— TASK TO COMPLETE —
From the entries that follow, list every line in which the string "title" appears.

— SOURCE MATERIAL —
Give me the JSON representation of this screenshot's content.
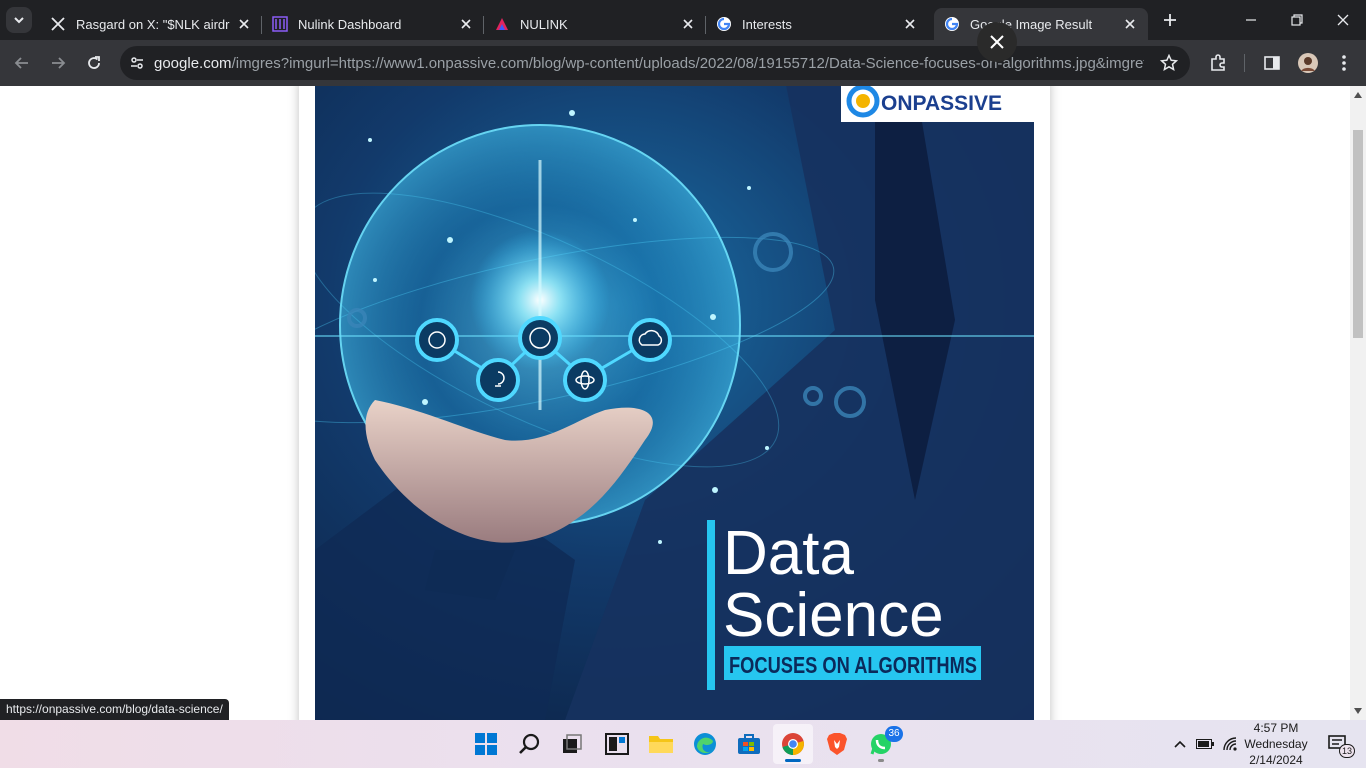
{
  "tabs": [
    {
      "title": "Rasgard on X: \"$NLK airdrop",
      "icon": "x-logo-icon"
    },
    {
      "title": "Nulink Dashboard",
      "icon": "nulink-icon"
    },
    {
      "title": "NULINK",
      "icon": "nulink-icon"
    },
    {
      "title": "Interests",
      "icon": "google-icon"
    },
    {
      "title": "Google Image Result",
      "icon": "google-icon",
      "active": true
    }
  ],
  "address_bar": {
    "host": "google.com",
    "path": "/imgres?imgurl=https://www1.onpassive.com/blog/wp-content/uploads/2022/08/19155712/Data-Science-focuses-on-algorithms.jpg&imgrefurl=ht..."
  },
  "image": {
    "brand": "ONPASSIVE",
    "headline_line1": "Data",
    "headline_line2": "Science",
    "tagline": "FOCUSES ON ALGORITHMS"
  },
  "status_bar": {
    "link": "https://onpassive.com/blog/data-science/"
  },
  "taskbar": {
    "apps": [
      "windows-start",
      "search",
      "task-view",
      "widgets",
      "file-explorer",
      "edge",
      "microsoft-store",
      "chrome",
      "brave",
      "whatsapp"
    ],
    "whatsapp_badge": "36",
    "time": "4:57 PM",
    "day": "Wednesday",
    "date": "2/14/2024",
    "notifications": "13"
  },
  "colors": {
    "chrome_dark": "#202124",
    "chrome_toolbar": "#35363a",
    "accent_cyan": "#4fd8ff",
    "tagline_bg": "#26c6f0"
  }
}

— TASK SOLUTION —
      "title": "Rasgard on X: \"$NLK airdrop",
      "title": "Nulink Dashboard",
      "title": "NULINK",
      "title": "Interests",
      "title": "Google Image Result",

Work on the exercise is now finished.